• Problem to solve: Each entry below should be echoed exactly, with pictures omitted.

--- BEGIN ---

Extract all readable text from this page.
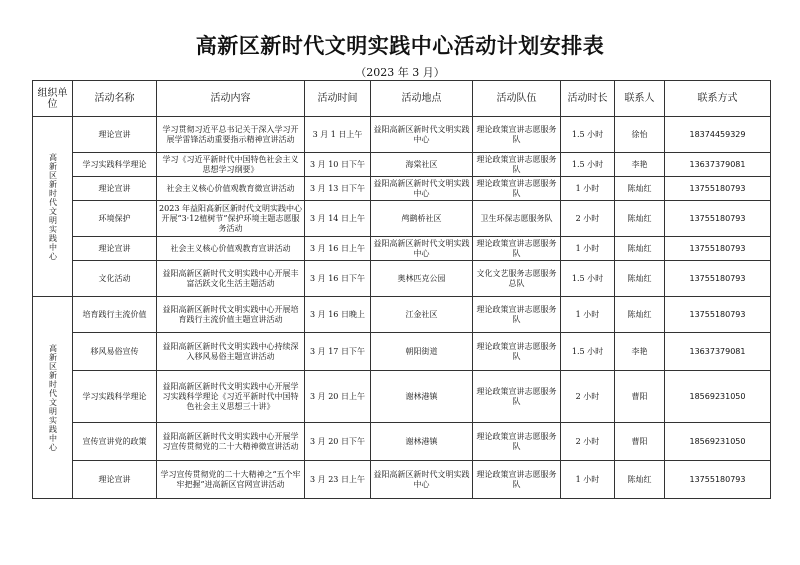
高新区新时代文明实践中心活动计划安排表
（2023 年 3 月）
组织单位	活动名称	活动内容	活动时间	活动地点	活动队伍	活动时长	联系人	联系方式
高新区新时代文明实践中心	理论宣讲	学习贯彻习近平总书记关于深入学习开展学雷锋活动重要指示精神宣讲活动	3 月 1 日上午	益阳高新区新时代文明实践中心	理论政策宣讲志愿服务队	1.5 小时	徐怡	18374459329
	学习实践科学理论	学习《习近平新时代中国特色社会主义思想学习纲要》	3 月 10 日下午	海棠社区	理论政策宣讲志愿服务队	1.5 小时	李艳	13637379081
	理论宣讲	社会主义核心价值观教育微宣讲活动	3 月 13 日下午	益阳高新区新时代文明实践中心	理论政策宣讲志愿服务队	1 小时	陈灿红	13755180793
	环境保护	2023 年益阳高新区新时代文明实践中心开展“3·12植树节”保护环境主题志愿服务活动	3 月 14 日上午	鸬鹚桥社区	卫生环保志愿服务队	2 小时	陈灿红	13755180793
	理论宣讲	社会主义核心价值观教育宣讲活动	3 月 16 日上午	益阳高新区新时代文明实践中心	理论政策宣讲志愿服务队	1 小时	陈灿红	13755180793
	文化活动	益阳高新区新时代文明实践中心开展丰富活跃文化生活主题活动	3 月 16 日下午	奥林匹克公园	文化文艺服务志愿服务总队	1.5 小时	陈灿红	13755180793
高新区新时代文明实践中心	培育践行主流价值	益阳高新区新时代文明实践中心开展培育践行主流价值主题宣讲活动	3 月 16 日晚上	江金社区	理论政策宣讲志愿服务队	1 小时	陈灿红	13755180793
	移风易俗宣传	益阳高新区新时代文明实践中心持续深入移风易俗主题宣讲活动	3 月 17 日下午	朝阳街道	理论政策宣讲志愿服务队	1.5 小时	李艳	13637379081
	学习实践科学理论	益阳高新区新时代文明实践中心开展学习实践科学理论《习近平新时代中国特色社会主义思想三十讲》	3 月 20 日上午	谢林港镇	理论政策宣讲志愿服务队	2 小时	曹阳	18569231050
	宣传宣讲党的政策	益阳高新区新时代文明实践中心开展学习宣传贯彻党的二十大精神微宣讲活动	3 月 20 日下午	谢林港镇	理论政策宣讲志愿服务队	2 小时	曹阳	18569231050
	理论宣讲	学习宣传贯彻党的二十大精神之“五个牢牢把握”进高新区官网宣讲活动	3 月 23 日上午	益阳高新区新时代文明实践中心	理论政策宣讲志愿服务队	1 小时	陈灿红	13755180793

--- END ---

• Task result:
Extract all readable text from this page.
高新区新时代文明实践中心活动计划安排表
（2023 年 3 月）
组织单位	活动名称	活动内容	活动时间	活动地点	活动队伍	活动时长	联系人	联系方式
高新区新时代文明实践中心	理论宣讲	学习贯彻习近平总书记关于深入学习开展学雷锋活动重要指示精神宣讲活动	3 月 1 日上午	益阳高新区新时代文明实践中心	理论政策宣讲志愿服务队	1.5 小时	徐怡	18374459329
	学习实践科学理论	学习《习近平新时代中国特色社会主义思想学习纲要》	3 月 10 日下午	海棠社区	理论政策宣讲志愿服务队	1.5 小时	李艳	13637379081
	理论宣讲	社会主义核心价值观教育微宣讲活动	3 月 13 日下午	益阳高新区新时代文明实践中心	理论政策宣讲志愿服务队	1 小时	陈灿红	13755180793
	环境保护	2023 年益阳高新区新时代文明实践中心开展“3·12植树节”保护环境主题志愿服务活动	3 月 14 日上午	鸬鹚桥社区	卫生环保志愿服务队	2 小时	陈灿红	13755180793
	理论宣讲	社会主义核心价值观教育宣讲活动	3 月 16 日上午	益阳高新区新时代文明实践中心	理论政策宣讲志愿服务队	1 小时	陈灿红	13755180793
	文化活动	益阳高新区新时代文明实践中心开展丰富活跃文化生活主题活动	3 月 16 日下午	奥林匹克公园	文化文艺服务志愿服务总队	1.5 小时	陈灿红	13755180793
高新区新时代文明实践中心	培育践行主流价值	益阳高新区新时代文明实践中心开展培育践行主流价值主题宣讲活动	3 月 16 日晚上	江金社区	理论政策宣讲志愿服务队	1 小时	陈灿红	13755180793
	移风易俗宣传	益阳高新区新时代文明实践中心持续深入移风易俗主题宣讲活动	3 月 17 日下午	朝阳街道	理论政策宣讲志愿服务队	1.5 小时	李艳	13637379081
	学习实践科学理论	益阳高新区新时代文明实践中心开展学习实践科学理论《习近平新时代中国特色社会主义思想三十讲》	3 月 20 日上午	谢林港镇	理论政策宣讲志愿服务队	2 小时	曹阳	18569231050
	宣传宣讲党的政策	益阳高新区新时代文明实践中心开展学习宣传贯彻党的二十大精神微宣讲活动	3 月 20 日下午	谢林港镇	理论政策宣讲志愿服务队	2 小时	曹阳	18569231050
	理论宣讲	学习宣传贯彻党的二十大精神之“五个牢牢把握”进高新区官网宣讲活动	3 月 23 日上午	益阳高新区新时代文明实践中心	理论政策宣讲志愿服务队	1 小时	陈灿红	13755180793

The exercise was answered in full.